» **TEXT PASSAGE**
At least 218 people aboard the Diamond Princess have been diagnosed with COVID-19. That’s far more diagnoses than any other country outside mainland China, where more than 60,000 people are sick and more than 1,300 have died. Authorities suspect the outbreak started when a man from Hong Kong boarded the ship for an earlier leg of the journey, then disembarked and was diagnosed.

“We clearly have a large number of cases in a very closed environment on that ship,” Michael Ryan, the executive director of the World Health Organization Health Emergencies Programme, told reporters on Thursday.

The ship, which is carrying about 3,500 passengers and crew, has been on a 14-day lockdown since it was originally scheduled to dock in Japan on February 4.

Passengers on their balcony on February 10.
Passengers on their balcony on February 10.

Reuters/Kim Kyung-Hoon

Diamond Princess passengers over 80 years old are being offered the option to get off the boat ahead of schedule

The Japanese Ministry of Heath had previously been letting sick passengers with positive COVID-19 tests off the boat for care, but now some of the oldest, frailest people who are not sick will have the option to get off the waves too.

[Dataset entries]
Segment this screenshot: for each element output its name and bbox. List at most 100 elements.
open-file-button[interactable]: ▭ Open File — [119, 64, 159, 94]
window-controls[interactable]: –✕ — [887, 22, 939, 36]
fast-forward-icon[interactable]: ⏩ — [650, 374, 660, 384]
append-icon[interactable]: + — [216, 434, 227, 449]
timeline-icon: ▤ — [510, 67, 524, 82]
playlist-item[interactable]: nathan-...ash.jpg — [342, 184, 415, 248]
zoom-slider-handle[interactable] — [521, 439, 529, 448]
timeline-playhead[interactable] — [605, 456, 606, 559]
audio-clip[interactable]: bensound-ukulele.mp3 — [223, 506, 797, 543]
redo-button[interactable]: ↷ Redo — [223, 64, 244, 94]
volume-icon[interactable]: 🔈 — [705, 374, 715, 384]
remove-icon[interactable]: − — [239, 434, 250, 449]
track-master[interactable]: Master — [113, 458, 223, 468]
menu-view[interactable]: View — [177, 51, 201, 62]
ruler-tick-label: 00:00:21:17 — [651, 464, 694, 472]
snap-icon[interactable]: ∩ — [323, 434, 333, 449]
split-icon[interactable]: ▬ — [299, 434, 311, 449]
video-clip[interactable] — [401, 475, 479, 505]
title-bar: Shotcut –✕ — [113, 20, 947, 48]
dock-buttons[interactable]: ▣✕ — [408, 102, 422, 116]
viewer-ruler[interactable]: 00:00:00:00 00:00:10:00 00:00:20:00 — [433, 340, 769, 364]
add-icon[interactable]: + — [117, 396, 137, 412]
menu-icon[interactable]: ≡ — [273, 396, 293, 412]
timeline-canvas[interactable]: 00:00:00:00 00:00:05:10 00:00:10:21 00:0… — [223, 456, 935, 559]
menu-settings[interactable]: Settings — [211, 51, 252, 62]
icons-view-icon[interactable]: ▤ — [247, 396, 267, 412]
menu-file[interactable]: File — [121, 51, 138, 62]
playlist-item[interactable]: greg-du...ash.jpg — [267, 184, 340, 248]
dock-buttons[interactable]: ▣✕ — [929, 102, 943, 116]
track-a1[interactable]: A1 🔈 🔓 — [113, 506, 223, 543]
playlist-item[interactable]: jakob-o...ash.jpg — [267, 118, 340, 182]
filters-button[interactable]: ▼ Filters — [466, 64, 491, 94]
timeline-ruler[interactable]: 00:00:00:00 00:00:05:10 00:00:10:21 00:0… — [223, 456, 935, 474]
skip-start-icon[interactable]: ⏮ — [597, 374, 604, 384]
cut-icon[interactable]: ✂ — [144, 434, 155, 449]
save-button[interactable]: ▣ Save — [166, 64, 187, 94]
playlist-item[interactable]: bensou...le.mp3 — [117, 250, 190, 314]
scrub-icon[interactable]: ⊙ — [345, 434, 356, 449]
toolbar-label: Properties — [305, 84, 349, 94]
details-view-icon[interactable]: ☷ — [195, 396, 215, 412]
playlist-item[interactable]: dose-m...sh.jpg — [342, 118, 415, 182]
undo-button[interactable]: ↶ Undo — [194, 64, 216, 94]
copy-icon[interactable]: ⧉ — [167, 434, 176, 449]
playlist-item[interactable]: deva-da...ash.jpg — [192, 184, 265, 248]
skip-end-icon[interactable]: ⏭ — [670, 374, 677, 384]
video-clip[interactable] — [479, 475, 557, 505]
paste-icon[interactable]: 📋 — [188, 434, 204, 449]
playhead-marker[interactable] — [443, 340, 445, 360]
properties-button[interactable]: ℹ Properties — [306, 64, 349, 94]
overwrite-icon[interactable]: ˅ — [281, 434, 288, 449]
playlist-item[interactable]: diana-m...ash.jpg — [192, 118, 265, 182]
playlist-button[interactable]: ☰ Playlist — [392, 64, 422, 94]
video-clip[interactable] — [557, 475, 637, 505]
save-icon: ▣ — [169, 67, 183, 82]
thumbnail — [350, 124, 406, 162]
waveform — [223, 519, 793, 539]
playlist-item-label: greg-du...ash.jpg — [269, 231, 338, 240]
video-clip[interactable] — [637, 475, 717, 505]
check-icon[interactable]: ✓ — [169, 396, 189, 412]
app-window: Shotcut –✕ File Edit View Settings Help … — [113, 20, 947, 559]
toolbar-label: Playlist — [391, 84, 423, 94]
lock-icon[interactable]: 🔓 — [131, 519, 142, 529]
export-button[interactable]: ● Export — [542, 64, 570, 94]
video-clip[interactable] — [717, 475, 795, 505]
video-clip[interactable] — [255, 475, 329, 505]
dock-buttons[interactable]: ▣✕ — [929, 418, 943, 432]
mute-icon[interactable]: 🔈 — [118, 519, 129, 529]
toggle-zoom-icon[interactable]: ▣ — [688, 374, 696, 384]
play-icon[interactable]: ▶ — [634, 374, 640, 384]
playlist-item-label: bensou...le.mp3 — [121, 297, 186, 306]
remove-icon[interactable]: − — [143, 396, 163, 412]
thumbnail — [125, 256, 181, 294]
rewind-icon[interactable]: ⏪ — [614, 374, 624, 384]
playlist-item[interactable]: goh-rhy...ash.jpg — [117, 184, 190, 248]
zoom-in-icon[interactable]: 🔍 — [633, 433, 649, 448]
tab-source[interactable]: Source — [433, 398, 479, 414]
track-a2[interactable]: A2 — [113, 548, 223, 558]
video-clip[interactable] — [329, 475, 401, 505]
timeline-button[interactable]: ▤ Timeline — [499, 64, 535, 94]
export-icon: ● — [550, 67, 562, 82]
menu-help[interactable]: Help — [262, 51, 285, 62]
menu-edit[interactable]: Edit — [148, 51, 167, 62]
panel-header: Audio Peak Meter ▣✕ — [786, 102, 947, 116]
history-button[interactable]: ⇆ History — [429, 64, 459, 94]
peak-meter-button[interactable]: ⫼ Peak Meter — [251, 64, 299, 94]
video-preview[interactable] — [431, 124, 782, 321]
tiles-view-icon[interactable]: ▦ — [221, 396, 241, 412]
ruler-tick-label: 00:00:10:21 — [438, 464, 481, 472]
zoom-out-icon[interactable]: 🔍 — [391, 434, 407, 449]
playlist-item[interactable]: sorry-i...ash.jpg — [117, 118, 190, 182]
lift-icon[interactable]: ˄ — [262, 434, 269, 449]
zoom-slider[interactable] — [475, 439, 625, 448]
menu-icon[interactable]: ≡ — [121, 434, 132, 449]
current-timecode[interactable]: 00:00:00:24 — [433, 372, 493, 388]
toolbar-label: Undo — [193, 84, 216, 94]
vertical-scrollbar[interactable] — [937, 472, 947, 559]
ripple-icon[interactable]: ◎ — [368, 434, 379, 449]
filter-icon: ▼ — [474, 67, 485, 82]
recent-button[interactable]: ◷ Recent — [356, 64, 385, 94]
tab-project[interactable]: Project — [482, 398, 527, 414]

» **EXERCISE REQUIREMENTS**
Reproduce the full Diamond Princess passage above word for word.

» **OUTPUT FOR THIS TASK**
At least 218 people aboard the Diamond Princess have been diagnosed with COVID-19. That’s far more diagnoses than any other country outside mainland China, where more than 60,000 people are sick and more than 1,300 have died. Authorities suspect the outbreak started when a man from Hong Kong boarded the ship for an earlier leg of the journey, then disembarked and was diagnosed.

“We clearly have a large number of cases in a very closed environment on that ship,” Michael Ryan, the executive director of the World Health Organization Health Emergencies Programme, told reporters on Thursday.

The ship, which is carrying about 3,500 passengers and crew, has been on a 14-day lockdown since it was originally scheduled to dock in Japan on February 4.

Passengers on their balcony on February 10.
Passengers on their balcony on February 10.

Reuters/Kim Kyung-Hoon

Diamond Princess passengers over 80 years old are being offered the option to get off the boat ahead of schedule

The Japanese Ministry of Heath had previously been letting sick passengers with positive COVID-19 tests off the boat for care, but now some of the oldest, frailest people who are not sick will have the option to get off the waves too.